TO DO: Below are some records. Say how many of their lines contain the string "color", and give nothing but the number.

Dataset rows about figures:
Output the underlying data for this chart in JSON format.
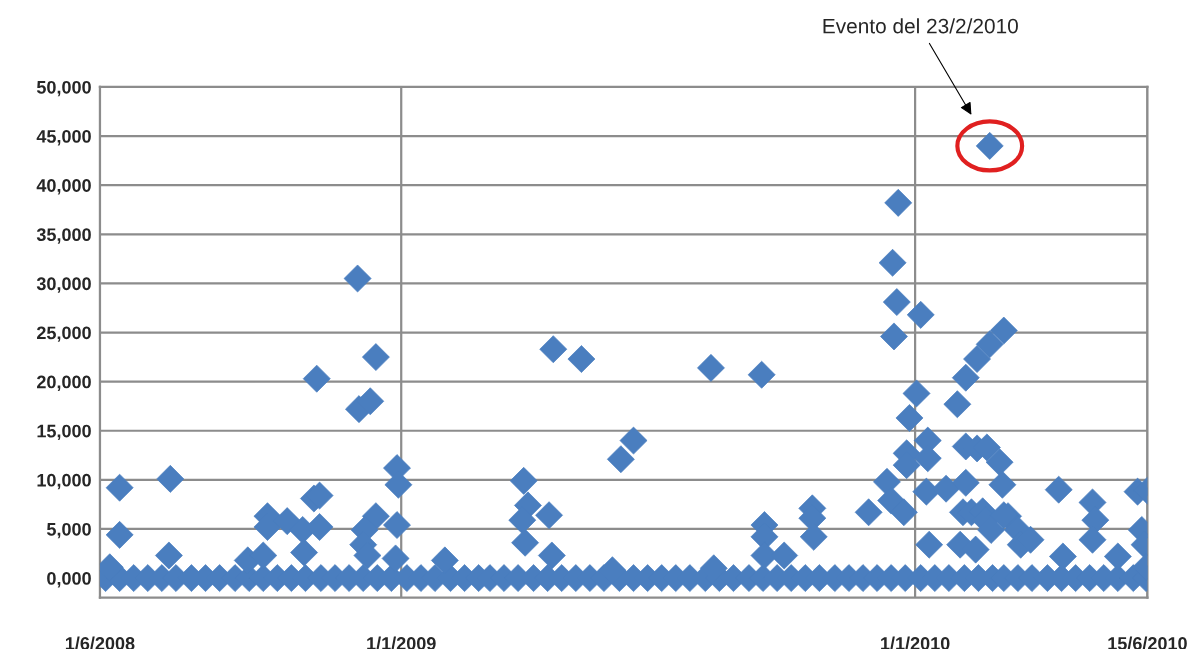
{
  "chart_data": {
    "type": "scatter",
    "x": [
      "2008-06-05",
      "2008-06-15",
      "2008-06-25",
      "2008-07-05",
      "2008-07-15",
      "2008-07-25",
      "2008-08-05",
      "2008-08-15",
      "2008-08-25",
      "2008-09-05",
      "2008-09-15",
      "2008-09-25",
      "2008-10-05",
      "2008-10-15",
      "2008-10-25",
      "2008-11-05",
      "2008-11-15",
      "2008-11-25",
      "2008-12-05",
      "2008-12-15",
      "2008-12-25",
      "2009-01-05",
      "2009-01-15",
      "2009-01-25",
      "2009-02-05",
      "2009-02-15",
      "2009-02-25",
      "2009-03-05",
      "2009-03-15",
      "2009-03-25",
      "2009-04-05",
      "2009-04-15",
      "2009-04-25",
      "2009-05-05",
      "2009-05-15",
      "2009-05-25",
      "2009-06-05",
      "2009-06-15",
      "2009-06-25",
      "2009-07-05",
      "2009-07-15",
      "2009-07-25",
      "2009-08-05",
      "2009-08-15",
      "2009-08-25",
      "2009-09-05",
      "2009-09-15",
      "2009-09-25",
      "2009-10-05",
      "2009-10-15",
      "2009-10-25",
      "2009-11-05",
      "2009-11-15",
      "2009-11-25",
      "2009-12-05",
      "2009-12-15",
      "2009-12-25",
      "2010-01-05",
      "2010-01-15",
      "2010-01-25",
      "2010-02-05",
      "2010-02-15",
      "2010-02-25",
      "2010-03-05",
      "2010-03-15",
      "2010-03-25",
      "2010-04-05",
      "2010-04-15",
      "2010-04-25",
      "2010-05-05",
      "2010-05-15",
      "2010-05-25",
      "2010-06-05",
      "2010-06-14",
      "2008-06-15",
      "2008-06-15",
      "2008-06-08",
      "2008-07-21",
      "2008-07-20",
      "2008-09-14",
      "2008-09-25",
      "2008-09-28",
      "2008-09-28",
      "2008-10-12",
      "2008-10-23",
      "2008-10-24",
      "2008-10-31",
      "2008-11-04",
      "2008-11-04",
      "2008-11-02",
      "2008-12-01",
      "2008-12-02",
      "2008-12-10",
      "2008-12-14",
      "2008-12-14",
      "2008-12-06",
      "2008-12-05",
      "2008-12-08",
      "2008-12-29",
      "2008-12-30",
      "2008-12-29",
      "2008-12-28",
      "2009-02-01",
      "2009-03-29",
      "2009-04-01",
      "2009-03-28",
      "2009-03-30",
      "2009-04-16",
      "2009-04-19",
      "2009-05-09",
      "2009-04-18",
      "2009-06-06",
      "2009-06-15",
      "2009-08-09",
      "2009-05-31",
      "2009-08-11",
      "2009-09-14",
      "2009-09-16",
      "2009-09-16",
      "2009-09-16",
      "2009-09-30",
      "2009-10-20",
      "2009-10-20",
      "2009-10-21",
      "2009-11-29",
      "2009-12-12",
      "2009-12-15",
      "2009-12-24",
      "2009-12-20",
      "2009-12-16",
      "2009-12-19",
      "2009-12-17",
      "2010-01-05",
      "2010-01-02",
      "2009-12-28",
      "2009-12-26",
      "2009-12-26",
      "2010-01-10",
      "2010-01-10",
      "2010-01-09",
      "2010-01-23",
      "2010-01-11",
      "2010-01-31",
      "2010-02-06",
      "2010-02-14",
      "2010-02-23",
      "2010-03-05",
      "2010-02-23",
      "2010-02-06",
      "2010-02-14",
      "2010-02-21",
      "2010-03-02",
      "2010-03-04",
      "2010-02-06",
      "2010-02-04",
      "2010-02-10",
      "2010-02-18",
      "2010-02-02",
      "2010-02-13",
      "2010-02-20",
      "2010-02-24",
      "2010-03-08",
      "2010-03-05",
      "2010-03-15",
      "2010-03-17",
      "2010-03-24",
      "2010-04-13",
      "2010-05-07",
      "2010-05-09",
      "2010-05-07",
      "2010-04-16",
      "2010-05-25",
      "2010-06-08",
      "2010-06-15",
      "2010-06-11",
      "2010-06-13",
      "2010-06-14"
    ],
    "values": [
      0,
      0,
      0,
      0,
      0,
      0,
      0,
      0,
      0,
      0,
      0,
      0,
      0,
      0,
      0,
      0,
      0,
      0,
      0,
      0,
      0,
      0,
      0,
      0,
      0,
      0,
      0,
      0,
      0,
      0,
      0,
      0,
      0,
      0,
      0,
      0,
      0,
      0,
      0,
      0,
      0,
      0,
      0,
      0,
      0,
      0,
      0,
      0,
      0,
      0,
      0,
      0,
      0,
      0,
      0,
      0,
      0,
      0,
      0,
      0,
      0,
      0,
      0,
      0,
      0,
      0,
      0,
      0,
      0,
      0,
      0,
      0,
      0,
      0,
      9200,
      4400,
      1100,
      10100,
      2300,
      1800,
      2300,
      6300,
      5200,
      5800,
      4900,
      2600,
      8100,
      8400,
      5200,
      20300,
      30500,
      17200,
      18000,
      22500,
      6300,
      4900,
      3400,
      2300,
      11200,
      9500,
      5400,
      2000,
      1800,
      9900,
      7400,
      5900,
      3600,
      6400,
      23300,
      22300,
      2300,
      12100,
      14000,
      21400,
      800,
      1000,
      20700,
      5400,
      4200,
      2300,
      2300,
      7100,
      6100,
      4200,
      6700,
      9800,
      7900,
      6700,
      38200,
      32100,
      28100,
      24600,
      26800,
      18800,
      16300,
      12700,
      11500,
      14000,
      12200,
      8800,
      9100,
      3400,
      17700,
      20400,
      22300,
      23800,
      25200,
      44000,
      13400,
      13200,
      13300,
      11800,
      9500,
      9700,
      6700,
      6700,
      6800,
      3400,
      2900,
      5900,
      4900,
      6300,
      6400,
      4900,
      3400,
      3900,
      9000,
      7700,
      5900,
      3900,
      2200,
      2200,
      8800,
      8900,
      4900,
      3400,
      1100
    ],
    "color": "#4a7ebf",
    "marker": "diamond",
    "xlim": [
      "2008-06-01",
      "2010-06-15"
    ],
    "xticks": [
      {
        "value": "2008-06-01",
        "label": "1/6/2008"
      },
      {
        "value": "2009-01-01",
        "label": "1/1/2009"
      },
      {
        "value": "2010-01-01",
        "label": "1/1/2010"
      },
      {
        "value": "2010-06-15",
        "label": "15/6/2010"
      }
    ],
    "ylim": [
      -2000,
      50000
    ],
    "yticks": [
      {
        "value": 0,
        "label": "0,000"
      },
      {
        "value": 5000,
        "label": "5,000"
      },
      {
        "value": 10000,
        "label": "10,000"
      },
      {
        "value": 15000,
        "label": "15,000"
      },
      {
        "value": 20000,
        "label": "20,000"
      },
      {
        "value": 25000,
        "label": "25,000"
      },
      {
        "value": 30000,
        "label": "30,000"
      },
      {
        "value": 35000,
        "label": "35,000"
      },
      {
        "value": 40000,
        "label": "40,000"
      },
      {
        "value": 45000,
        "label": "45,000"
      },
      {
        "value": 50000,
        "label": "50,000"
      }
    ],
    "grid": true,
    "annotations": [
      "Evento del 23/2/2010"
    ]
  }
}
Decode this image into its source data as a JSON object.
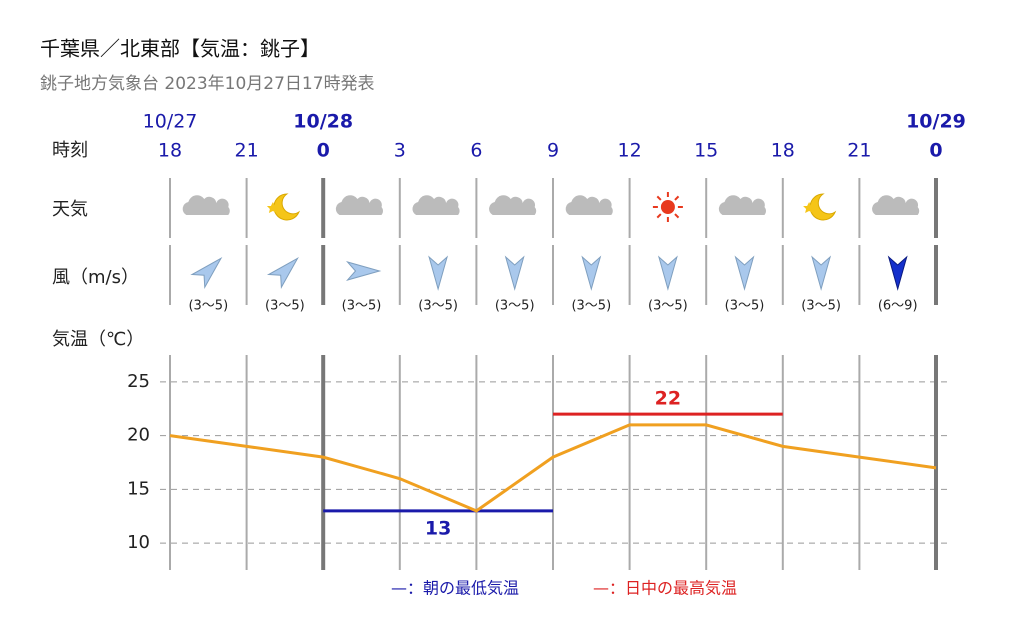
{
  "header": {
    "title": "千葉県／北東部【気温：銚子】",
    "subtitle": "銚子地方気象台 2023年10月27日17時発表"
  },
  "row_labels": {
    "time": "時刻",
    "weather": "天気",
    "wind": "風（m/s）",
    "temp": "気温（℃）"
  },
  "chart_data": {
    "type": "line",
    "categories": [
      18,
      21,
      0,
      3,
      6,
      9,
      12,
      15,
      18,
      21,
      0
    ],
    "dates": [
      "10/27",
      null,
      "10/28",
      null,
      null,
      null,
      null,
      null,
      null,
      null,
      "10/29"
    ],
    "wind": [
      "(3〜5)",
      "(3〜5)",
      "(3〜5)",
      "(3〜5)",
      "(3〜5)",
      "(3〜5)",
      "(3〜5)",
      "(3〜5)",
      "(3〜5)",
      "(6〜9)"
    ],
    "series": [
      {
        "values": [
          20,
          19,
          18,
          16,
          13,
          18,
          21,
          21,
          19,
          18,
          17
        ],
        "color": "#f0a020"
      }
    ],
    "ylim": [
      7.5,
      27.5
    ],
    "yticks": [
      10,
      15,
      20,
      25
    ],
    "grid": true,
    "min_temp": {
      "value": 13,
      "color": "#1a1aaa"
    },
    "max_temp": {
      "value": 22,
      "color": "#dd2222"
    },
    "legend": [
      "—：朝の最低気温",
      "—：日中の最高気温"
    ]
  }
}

SOLUTION TO THIS TASK: 4